## What you should do
Would you write out the entries below, every one of them, exactly?
=== Dataset records ===
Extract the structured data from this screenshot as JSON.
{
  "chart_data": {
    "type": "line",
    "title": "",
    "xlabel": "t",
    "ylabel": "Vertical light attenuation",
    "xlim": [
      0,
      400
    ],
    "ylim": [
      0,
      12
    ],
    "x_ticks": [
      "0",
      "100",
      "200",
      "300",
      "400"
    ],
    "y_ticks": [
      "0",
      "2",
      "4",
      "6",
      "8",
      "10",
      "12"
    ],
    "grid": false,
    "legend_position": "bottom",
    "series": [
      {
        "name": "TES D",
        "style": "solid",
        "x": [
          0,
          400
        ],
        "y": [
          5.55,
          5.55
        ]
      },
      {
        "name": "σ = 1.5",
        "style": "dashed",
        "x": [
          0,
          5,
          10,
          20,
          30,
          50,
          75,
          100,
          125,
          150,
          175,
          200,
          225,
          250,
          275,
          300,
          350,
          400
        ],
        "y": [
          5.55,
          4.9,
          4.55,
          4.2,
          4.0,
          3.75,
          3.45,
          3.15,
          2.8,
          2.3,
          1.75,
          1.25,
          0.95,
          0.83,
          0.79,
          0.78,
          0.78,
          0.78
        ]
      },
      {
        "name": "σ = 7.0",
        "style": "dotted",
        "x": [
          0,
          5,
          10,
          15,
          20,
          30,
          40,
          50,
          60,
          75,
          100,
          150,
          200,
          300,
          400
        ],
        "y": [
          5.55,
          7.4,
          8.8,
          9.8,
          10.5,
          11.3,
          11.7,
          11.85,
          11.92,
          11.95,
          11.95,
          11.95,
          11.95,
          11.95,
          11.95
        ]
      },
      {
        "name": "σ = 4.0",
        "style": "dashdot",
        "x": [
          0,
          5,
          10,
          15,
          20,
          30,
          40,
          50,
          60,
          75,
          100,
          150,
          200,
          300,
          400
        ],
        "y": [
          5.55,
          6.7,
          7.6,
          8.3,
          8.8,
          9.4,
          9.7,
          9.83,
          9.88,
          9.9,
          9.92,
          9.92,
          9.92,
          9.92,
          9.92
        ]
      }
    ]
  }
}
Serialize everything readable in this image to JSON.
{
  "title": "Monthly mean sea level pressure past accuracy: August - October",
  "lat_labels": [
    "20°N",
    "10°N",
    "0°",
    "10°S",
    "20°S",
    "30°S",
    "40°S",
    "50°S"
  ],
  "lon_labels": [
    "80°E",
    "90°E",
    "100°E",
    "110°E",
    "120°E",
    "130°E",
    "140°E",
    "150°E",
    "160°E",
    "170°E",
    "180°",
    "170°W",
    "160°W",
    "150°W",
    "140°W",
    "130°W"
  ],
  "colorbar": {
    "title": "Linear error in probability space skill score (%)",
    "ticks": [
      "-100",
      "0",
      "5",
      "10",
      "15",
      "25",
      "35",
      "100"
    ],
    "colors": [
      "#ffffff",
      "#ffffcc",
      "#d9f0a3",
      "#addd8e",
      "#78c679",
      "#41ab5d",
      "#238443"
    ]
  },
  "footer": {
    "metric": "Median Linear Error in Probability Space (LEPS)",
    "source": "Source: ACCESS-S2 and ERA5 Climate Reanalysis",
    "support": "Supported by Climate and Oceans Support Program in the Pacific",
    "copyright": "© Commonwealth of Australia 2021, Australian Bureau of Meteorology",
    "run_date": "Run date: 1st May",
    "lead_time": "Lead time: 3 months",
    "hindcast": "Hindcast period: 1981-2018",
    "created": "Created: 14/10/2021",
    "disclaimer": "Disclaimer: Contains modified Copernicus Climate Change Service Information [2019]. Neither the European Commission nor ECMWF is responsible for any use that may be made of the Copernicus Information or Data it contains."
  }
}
===
## Exercise result
Extract the structured data from this screenshot as JSON.
{
  "chart_data": {
    "type": "line",
    "title": "",
    "xlabel": "t",
    "ylabel": "Vertical light attenuation",
    "xlim": [
      0,
      400
    ],
    "ylim": [
      0,
      12
    ],
    "x_ticks": [
      "0",
      "100",
      "200",
      "300",
      "400"
    ],
    "y_ticks": [
      "0",
      "2",
      "4",
      "6",
      "8",
      "10",
      "12"
    ],
    "grid": false,
    "legend_position": "bottom",
    "series": [
      {
        "name": "TES D",
        "style": "solid",
        "x": [
          0,
          400
        ],
        "y": [
          5.55,
          5.55
        ]
      },
      {
        "name": "σ = 1.5",
        "style": "dashed",
        "x": [
          0,
          5,
          10,
          20,
          30,
          50,
          75,
          100,
          125,
          150,
          175,
          200,
          225,
          250,
          275,
          300,
          350,
          400
        ],
        "y": [
          5.55,
          4.9,
          4.55,
          4.2,
          4.0,
          3.75,
          3.45,
          3.15,
          2.8,
          2.3,
          1.75,
          1.25,
          0.95,
          0.83,
          0.79,
          0.78,
          0.78,
          0.78
        ]
      },
      {
        "name": "σ = 7.0",
        "style": "dotted",
        "x": [
          0,
          5,
          10,
          15,
          20,
          30,
          40,
          50,
          60,
          75,
          100,
          150,
          200,
          300,
          400
        ],
        "y": [
          5.55,
          7.4,
          8.8,
          9.8,
          10.5,
          11.3,
          11.7,
          11.85,
          11.92,
          11.95,
          11.95,
          11.95,
          11.95,
          11.95,
          11.95
        ]
      },
      {
        "name": "σ = 4.0",
        "style": "dashdot",
        "x": [
          0,
          5,
          10,
          15,
          20,
          30,
          40,
          50,
          60,
          75,
          100,
          150,
          200,
          300,
          400
        ],
        "y": [
          5.55,
          6.7,
          7.6,
          8.3,
          8.8,
          9.4,
          9.7,
          9.83,
          9.88,
          9.9,
          9.92,
          9.92,
          9.92,
          9.92,
          9.92
        ]
      }
    ]
  }
}
Serialize everything readable in this image to JSON.
{
  "title": "Monthly mean sea level pressure past accuracy: August - October",
  "lat_labels": [
    "20°N",
    "10°N",
    "0°",
    "10°S",
    "20°S",
    "30°S",
    "40°S",
    "50°S"
  ],
  "lon_labels": [
    "80°E",
    "90°E",
    "100°E",
    "110°E",
    "120°E",
    "130°E",
    "140°E",
    "150°E",
    "160°E",
    "170°E",
    "180°",
    "170°W",
    "160°W",
    "150°W",
    "140°W",
    "130°W"
  ],
  "colorbar": {
    "title": "Linear error in probability space skill score (%)",
    "ticks": [
      "-100",
      "0",
      "5",
      "10",
      "15",
      "25",
      "35",
      "100"
    ],
    "colors": [
      "#ffffff",
      "#ffffcc",
      "#d9f0a3",
      "#addd8e",
      "#78c679",
      "#41ab5d",
      "#238443"
    ]
  },
  "footer": {
    "metric": "Median Linear Error in Probability Space (LEPS)",
    "source": "Source: ACCESS-S2 and ERA5 Climate Reanalysis",
    "support": "Supported by Climate and Oceans Support Program in the Pacific",
    "copyright": "© Commonwealth of Australia 2021, Australian Bureau of Meteorology",
    "run_date": "Run date: 1st May",
    "lead_time": "Lead time: 3 months",
    "hindcast": "Hindcast period: 1981-2018",
    "created": "Created: 14/10/2021",
    "disclaimer": "Disclaimer: Contains modified Copernicus Climate Change Service Information [2019]. Neither the European Commission nor ECMWF is responsible for any use that may be made of the Copernicus Information or Data it contains."
  }
}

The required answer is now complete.